_TEXT BLOCK_
A Council v (1) M (2) F (3) A (4) B, C, & D (By Their Children’s Guardian) (Welfare) (2012)

[2013] 2 FLR 1261; [2012] EWHC 4242 (Fam)

17/07/2012

Barrister

Sally Bradley

Court

High Court (Family Division)

Practice Areas

Public Children Law

Summary

The court determined the future living arrangements of two sisters after a fact-finding hearing where it was held that that their mother, who faced allegations of child cruelty, was a significant risk to any dependent child in her care. The elder sister, aged 17, was made a ward of court and her request to continue living at home was granted; the younger sister, aged 7, was removed from the mother’s care on a permanent basis and would have no contact with her for at least 6-12 months.

Facts

Following a fact-finding hearing in which care orders had been made in relation to four children, the court was required to determine the living arrangements of two of the children (B and C), and the amount of contact that should be permitted with other family members.

_INFORMATION GIVEN_
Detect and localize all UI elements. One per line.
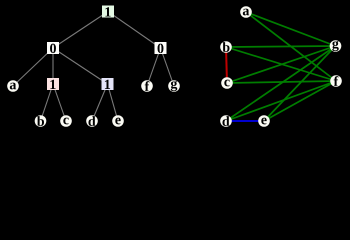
node graph node g: [330, 40, 342, 52]
node graph node c: [221, 77, 233, 89]
cotree edges (gray): [13, 12, 174, 122]
wire left0 - pink1: [52, 48, 54, 84]
edge c-g: [227, 46, 336, 83]
node lavender 1 box: [102, 78, 114, 90]
wire lavender1 - d: [92, 84, 108, 121]
wire lavender1 - e: [108, 84, 119, 121]
edge d-f: [226, 81, 336, 121]
edge e-g: [264, 46, 336, 121]
node graph node b: [220, 41, 232, 53]
node tree node e: [112, 115, 124, 127]
node tree node g: [168, 80, 180, 92]
wire pink1 - c: [53, 84, 66, 121]
node root 1 (green box): [102, 6, 114, 18]
edge b-f: [226, 47, 336, 81]
node tree node a: [7, 80, 19, 92]
node tree node c: [60, 115, 72, 127]
node graph node f: [330, 75, 342, 87]
node graph node e: [258, 115, 270, 127]
node tree node b: [35, 115, 47, 127]
wire right0 - f: [147, 48, 161, 86]
wire root1 - left0: [53, 12, 108, 49]
edge b-g: [226, 46, 336, 47]
edge b-c (red): [226, 47, 227, 83]
wire root1 - right0: [108, 12, 161, 49]
edge a-f: [246, 12, 336, 81]
wire left0 - a: [13, 48, 53, 86]
node tree node f: [141, 80, 153, 92]
node right 0 box: [155, 42, 167, 54]
edge d-e (blue): [226, 120, 264, 122]
node tree node d: [86, 115, 98, 127]
cograph join edges (green): [226, 12, 336, 121]
edge e-f: [264, 81, 336, 121]
wire pink1 - b: [41, 84, 54, 121]
node graph node d: [220, 115, 232, 127]
wire right0 - g: [161, 48, 175, 86]
node graph node a: [240, 6, 252, 18]
node left 0 box: [47, 42, 59, 54]
edge d-g: [226, 46, 336, 121]
wire left0 - lavender1: [53, 48, 108, 84]
edge a-g: [246, 12, 336, 46]
node pink 1 box: [47, 78, 59, 90]
edge c-f: [227, 81, 336, 83]
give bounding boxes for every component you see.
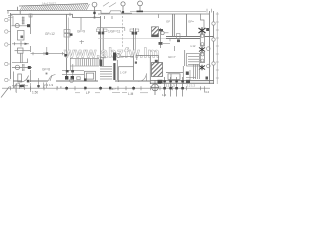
svg-text:4.2: 4.2 (205, 90, 210, 94)
dimension node dots (65, 87, 135, 90)
hatched wall stub left upper (13, 16, 25, 26)
top line right section (101, 10, 206, 13)
bottom wall segments (13, 81, 214, 84)
shaft dark hatch block lower (152, 63, 163, 77)
roof hatch strokes (20, 4, 90, 11)
window cross symbol 3 (199, 65, 205, 70)
svg-text:GF: GF (166, 20, 170, 24)
top wall mid span (98, 13, 209, 15)
grid marker circle C (138, 1, 143, 12)
svg-text:2.1 1.9: 2.1 1.9 (44, 83, 54, 87)
left arrow line (12, 41, 29, 47)
bottom-right node dots (163, 80, 184, 89)
interior dimension line mid-left (31, 47, 67, 55)
svg-text:1/GF=11: 1/GF=11 (108, 30, 120, 34)
dimension ticks (11, 86, 205, 92)
stair mid landing lines (62, 58, 84, 76)
right stair treads (187, 54, 200, 67)
svg-text:L.P: L.P (58, 86, 62, 90)
entry circle fixture (70, 79, 74, 83)
stair upper flight vertical hatch (70, 58, 99, 66)
door jamb marks mid right (177, 34, 181, 39)
corridor wall faint (98, 38, 166, 40)
duct rectangle left (18, 31, 25, 41)
small dashes near bottom mid (75, 92, 148, 94)
interior wall x66 (66, 14, 68, 76)
fixture on x133 (130, 29, 133, 32)
leader diagonal bottom-left (1, 87, 10, 98)
right rooms walls (173, 14, 187, 37)
radiator boxes on wall x66 (64, 30, 70, 38)
svg-text:GF=: GF= (188, 20, 194, 24)
right boundary double wall (210, 11, 214, 84)
svg-text:2.1 2.3: 2.1 2.3 (166, 83, 176, 87)
small circle marker right (207, 47, 211, 51)
interior wall x100 (101, 16, 104, 66)
right wall jog top (201, 14, 205, 28)
circled survey marker bottom (151, 80, 159, 95)
svg-text:14x170/27: 14x170/27 (42, 2, 56, 6)
column box 1 (200, 34, 204, 46)
column box 2 (200, 53, 204, 63)
svg-text:L.M: L.M (128, 92, 134, 96)
small circle marker right lower (207, 64, 211, 68)
wc box (85, 71, 96, 81)
interior wall x30 (30, 14, 32, 83)
top right end ticks (207, 9, 212, 13)
bottom-left annotation cluster (12, 83, 28, 92)
svg-text:GF=7: GF=7 (168, 55, 176, 59)
right edge dimension ticks (216, 12, 219, 84)
left duct lower (12, 53, 28, 63)
lobby threshold (100, 57, 106, 59)
lobby door dark jambs (113, 53, 116, 61)
mid room top wall (136, 56, 159, 66)
svg-text:LP: LP (86, 91, 90, 95)
left fixture row lower: circle valve (12, 65, 32, 69)
door jamb dark right (186, 72, 189, 75)
svg-text:GF=9: GF=9 (77, 30, 85, 34)
door arc lower mid (139, 74, 147, 82)
interior wall x133 (133, 28, 135, 80)
lower-mid room box (118, 56, 133, 82)
left fixture mid (15, 48, 31, 53)
right stair vertical hatch (194, 65, 200, 80)
dashed partition x122 (122, 16, 124, 48)
left boundary wall (10, 13, 12, 79)
bottom-right vertical rails (165, 77, 183, 97)
window cross symbol 1 (199, 27, 206, 33)
slope annotation dashes (103, 2, 116, 7)
stair side dark stringer (113, 63, 115, 80)
hatched roof band (7, 4, 101, 14)
top wall left span (11, 14, 101, 17)
window cross symbol 2 (199, 47, 205, 52)
shaft dark hatch block upper (152, 27, 159, 37)
bottom wall heavy chunks (158, 80, 163, 83)
right room table (166, 73, 183, 80)
corridor wall right strong (166, 36, 214, 38)
grid marker circle B (121, 2, 125, 14)
svg-text:0F7: 0F7 (111, 87, 116, 91)
door swing bottom mid-left (49, 75, 56, 82)
svg-text:1 GF: 1 GF (120, 71, 127, 75)
svg-text:1.4: 1.4 (162, 93, 167, 97)
svg-text:2.2 1.3: 2.2 1.3 (187, 83, 196, 87)
fixtures right of shaft (161, 28, 165, 48)
grid marker circle A (92, 2, 97, 17)
svg-text:GF=8: GF=8 (42, 68, 50, 72)
svg-text:GF=12: GF=12 (45, 32, 55, 36)
door leaf bottom-left (14, 72, 29, 89)
svg-text:n.12: n.12 (190, 44, 196, 48)
fixture marks on wall x100 (96, 29, 99, 32)
hatched wall stub left lower (22, 64, 25, 71)
svg-text:1.50: 1.50 (32, 91, 38, 95)
bottom main dimension line (2, 87, 210, 89)
left fixture row upper: circle valve (12, 24, 31, 28)
stair lower flight horizontal treads (100, 67, 112, 80)
upper room bottom wall (97, 27, 125, 29)
entry piers dark blocks (65, 76, 68, 80)
stub wall x81 (80, 18, 82, 31)
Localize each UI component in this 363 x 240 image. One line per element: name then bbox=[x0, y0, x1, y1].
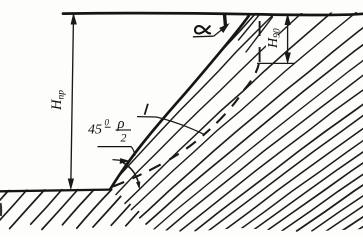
svg-text:2: 2 bbox=[121, 131, 127, 145]
vertical dashed tension-crack line bbox=[259, 15, 261, 63]
hatching: lower ground strip bbox=[0, 190, 159, 230]
dimension H_90 bbox=[266, 27, 278, 49]
crest tick bbox=[223, 16, 227, 26]
lower ground line bbox=[0, 190, 110, 192]
angle arc at toe bbox=[123, 163, 139, 188]
scan smudge at left edge bbox=[0, 203, 2, 216]
label H_90 (rotated) bbox=[266, 28, 283, 49]
extra hatch near crest wedge bbox=[234, 15, 273, 53]
slope face line bbox=[110, 16, 249, 190]
svg-text:0: 0 bbox=[105, 118, 110, 128]
label alpha with leader and arrow bbox=[195, 26, 210, 33]
label H_pr (rotated) bbox=[49, 90, 67, 111]
small arrow at toe angle bbox=[113, 159, 129, 163]
label 1 with leader bbox=[137, 104, 205, 135]
svg-text:Hпр: Hпр bbox=[49, 90, 67, 111]
dimension H_pr bbox=[68, 15, 76, 189]
ground surface line (top) bbox=[63, 13, 363, 15]
slip curve 1 (dashed) bbox=[113, 64, 259, 187]
svg-text:45: 45 bbox=[88, 123, 102, 138]
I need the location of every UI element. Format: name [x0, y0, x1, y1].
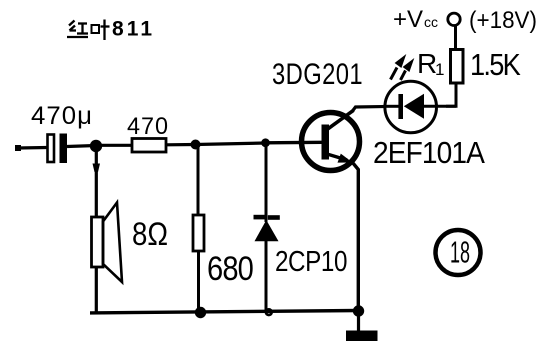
svg-text:18: 18 [450, 235, 470, 270]
resistor 680 [193, 215, 253, 288]
svg-text:(+18V): (+18V) [469, 7, 537, 34]
resistor R1 1.5K [451, 47, 522, 83]
svg-text:680: 680 [207, 250, 253, 288]
svg-text:470μ: 470μ [31, 102, 93, 130]
node C [261, 138, 270, 147]
wire diode to bottom rail [265, 241, 268, 312]
wire node B to node C [196, 143, 266, 145]
svg-text:811: 811 [112, 18, 152, 41]
wire node C to transistor base [266, 141, 324, 145]
wire collector to LED [353, 107, 387, 112]
node bottom of diode [265, 308, 273, 316]
svg-text:cc: cc [424, 14, 438, 30]
wire input to capacitor [18, 146, 47, 150]
speaker BL 8ohm [92, 203, 169, 283]
wire resistor R1 to Vcc terminal [454, 26, 457, 50]
node A [90, 140, 102, 152]
wire resistor 470 to node B [166, 143, 195, 147]
hanzi 叶 [92, 25, 100, 33]
page number 18 [436, 230, 481, 275]
svg-text:470: 470 [127, 113, 169, 140]
bottom ground rail wire [90, 311, 359, 313]
node ground junction [353, 305, 364, 316]
hanzi 红 [69, 21, 75, 26]
wire resistor 680 to bottom rail [197, 251, 200, 313]
wire to ground symbol [357, 311, 360, 331]
capacitor C1 470u [31, 102, 93, 163]
transistor Q1 3DG201 [272, 58, 363, 171]
wire LED to resistor R1 [446, 83, 456, 106]
wire node C down to diode [265, 143, 268, 222]
wire node B down to resistor 680 [197, 145, 200, 216]
light arrow 1 [391, 68, 398, 80]
input terminal [15, 145, 21, 151]
LED D1 2EF101A [373, 48, 485, 170]
svg-text:3DG201: 3DG201 [272, 58, 363, 91]
light arrow 2 [401, 71, 406, 81]
diode 2CP10 [254, 215, 348, 278]
svg-text:+V: +V [393, 6, 423, 33]
Vcc terminal [448, 13, 460, 25]
wire emitter down to ground rail [353, 163, 359, 312]
node B [191, 140, 201, 150]
wire speaker to bottom rail [95, 267, 98, 313]
resistor 470 [127, 113, 169, 152]
svg-text:2CP10: 2CP10 [275, 246, 347, 278]
svg-text:1: 1 [435, 60, 444, 79]
wire node A to resistor 470 [96, 144, 132, 147]
svg-text:8Ω: 8Ω [132, 216, 168, 252]
svg-text:2EF101A: 2EF101A [373, 135, 485, 170]
wire capacitor to node A [67, 146, 96, 147]
wire node A down to speaker [95, 146, 98, 217]
node bottom of 680 [195, 307, 206, 318]
ground [346, 331, 378, 342]
title 红叶811 [67, 20, 110, 41]
svg-text:1.5K: 1.5K [470, 47, 521, 82]
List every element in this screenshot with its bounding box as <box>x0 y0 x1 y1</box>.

_THE PROBLEM_
Answer these questions from the case summary:
1. Which court heard the case?
2. How old was the elder sister, and what was she made?
3. Care orders had been made for how many children?

_SOLVED EXERCISE_
1. The High Court (Family Division).
2. She was 17 and was made a ward of court.
3. Four children.